*PROMPT:*
Give only the number of lines in the data that include the string "Locate".

*RECORDS SHOWN:*
---+---

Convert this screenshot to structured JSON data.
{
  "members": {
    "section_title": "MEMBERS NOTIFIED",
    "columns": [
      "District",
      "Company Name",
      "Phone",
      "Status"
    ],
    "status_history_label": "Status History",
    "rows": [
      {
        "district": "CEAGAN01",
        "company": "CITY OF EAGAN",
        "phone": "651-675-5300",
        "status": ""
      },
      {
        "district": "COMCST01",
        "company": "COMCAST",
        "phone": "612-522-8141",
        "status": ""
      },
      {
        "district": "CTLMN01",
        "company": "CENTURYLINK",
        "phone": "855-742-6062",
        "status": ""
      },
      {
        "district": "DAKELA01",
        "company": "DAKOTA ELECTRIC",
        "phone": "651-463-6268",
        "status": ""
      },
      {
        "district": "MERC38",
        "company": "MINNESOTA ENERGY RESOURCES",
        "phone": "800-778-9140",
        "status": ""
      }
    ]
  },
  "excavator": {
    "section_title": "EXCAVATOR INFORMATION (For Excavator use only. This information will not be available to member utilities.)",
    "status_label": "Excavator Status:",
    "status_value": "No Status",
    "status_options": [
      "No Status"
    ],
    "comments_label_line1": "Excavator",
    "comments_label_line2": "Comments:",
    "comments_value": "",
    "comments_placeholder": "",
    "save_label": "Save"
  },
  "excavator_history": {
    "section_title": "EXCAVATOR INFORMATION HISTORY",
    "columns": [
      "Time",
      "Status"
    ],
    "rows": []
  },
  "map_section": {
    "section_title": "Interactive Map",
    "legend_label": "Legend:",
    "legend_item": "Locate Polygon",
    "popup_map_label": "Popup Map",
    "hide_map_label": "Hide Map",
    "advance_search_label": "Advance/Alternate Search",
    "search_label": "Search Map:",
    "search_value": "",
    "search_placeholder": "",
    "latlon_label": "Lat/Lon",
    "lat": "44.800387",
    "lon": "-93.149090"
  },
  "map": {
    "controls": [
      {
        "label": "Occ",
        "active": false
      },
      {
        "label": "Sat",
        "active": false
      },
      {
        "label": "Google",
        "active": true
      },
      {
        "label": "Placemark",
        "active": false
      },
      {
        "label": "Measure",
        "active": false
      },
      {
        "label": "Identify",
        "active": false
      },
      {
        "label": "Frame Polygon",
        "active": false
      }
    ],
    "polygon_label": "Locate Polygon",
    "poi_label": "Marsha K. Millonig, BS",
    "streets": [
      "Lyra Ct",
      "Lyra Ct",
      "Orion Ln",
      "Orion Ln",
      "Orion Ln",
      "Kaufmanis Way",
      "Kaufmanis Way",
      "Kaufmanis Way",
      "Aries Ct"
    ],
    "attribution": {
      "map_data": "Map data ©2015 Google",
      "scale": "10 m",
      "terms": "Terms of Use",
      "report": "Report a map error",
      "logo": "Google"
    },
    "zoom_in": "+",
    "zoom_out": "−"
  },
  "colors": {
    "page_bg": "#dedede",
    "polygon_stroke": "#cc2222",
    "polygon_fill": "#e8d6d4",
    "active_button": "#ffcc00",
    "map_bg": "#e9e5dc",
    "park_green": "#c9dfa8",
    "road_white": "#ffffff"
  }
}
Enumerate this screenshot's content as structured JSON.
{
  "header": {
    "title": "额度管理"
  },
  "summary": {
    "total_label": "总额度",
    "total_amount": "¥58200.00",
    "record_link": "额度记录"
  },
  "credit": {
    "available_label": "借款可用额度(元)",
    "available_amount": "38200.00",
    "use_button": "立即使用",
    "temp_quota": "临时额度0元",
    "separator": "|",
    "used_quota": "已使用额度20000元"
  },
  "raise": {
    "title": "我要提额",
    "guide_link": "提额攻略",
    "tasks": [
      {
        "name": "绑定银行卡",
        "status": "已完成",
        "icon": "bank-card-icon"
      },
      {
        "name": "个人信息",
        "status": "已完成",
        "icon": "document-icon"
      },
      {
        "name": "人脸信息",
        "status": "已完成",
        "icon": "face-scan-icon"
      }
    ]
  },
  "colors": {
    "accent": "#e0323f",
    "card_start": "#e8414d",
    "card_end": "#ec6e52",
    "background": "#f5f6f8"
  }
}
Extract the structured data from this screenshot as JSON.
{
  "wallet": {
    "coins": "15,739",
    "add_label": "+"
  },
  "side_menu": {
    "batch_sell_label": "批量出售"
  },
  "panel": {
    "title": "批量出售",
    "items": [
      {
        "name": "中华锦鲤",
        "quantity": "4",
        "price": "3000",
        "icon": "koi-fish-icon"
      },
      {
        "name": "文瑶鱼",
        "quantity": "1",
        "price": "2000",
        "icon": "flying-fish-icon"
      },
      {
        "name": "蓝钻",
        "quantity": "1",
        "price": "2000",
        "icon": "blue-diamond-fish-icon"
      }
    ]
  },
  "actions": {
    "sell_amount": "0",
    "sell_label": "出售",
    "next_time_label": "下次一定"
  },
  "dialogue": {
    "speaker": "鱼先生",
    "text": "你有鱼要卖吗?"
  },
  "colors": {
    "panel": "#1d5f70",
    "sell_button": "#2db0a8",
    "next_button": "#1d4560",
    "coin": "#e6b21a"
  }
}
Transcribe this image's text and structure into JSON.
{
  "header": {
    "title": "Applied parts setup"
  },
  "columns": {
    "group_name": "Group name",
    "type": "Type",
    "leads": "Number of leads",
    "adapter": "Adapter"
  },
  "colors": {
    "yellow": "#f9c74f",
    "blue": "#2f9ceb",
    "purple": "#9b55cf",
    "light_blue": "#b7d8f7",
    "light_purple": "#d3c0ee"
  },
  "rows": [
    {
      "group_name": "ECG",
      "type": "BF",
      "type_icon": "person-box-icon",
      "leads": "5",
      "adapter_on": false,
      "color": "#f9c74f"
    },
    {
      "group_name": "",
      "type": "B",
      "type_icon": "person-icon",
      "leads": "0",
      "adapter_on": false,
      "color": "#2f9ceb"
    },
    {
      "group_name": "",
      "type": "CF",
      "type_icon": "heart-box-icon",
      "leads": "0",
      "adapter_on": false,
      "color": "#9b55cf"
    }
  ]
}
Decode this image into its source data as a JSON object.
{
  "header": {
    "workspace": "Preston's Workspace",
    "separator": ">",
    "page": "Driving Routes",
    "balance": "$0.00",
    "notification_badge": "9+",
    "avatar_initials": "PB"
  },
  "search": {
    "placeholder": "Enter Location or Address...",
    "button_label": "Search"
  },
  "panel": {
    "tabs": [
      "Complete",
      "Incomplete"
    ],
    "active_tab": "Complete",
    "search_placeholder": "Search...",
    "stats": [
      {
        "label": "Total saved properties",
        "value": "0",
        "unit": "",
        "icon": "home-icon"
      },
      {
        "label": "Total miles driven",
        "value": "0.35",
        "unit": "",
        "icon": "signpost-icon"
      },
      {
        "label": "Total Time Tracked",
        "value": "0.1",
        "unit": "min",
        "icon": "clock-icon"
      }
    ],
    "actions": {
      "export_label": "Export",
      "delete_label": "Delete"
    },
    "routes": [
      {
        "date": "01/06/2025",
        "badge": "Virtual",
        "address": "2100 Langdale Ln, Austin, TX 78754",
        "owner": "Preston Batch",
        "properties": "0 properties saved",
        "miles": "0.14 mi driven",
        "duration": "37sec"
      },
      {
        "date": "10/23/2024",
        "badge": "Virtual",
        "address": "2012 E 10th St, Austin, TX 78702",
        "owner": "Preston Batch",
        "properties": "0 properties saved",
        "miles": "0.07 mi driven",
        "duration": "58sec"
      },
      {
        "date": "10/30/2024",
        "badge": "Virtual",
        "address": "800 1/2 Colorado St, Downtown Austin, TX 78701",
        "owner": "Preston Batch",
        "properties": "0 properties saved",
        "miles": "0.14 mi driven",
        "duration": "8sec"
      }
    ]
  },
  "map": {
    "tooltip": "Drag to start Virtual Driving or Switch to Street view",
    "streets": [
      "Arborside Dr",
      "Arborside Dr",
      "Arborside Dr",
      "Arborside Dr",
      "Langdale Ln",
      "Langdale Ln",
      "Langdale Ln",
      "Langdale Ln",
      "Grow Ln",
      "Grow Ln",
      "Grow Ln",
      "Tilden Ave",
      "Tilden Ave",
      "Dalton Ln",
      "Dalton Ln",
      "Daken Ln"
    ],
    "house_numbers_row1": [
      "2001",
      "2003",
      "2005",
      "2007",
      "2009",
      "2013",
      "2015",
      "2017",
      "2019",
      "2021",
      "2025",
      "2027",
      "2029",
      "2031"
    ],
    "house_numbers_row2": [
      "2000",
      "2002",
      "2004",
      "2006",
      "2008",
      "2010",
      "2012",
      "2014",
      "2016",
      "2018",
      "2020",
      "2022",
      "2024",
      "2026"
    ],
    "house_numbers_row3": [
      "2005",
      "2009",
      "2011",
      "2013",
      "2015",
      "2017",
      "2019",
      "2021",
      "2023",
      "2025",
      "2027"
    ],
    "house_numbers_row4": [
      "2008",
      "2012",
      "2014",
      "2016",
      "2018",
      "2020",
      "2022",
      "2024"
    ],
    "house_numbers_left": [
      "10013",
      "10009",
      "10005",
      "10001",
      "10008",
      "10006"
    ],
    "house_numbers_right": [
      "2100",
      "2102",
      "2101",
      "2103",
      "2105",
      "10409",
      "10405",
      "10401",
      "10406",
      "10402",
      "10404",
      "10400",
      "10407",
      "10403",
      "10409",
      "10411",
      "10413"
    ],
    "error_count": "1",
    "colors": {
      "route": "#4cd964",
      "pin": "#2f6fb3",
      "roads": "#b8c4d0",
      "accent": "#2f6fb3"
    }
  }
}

---+---

*SOLUTION TO THIS TASK:*
2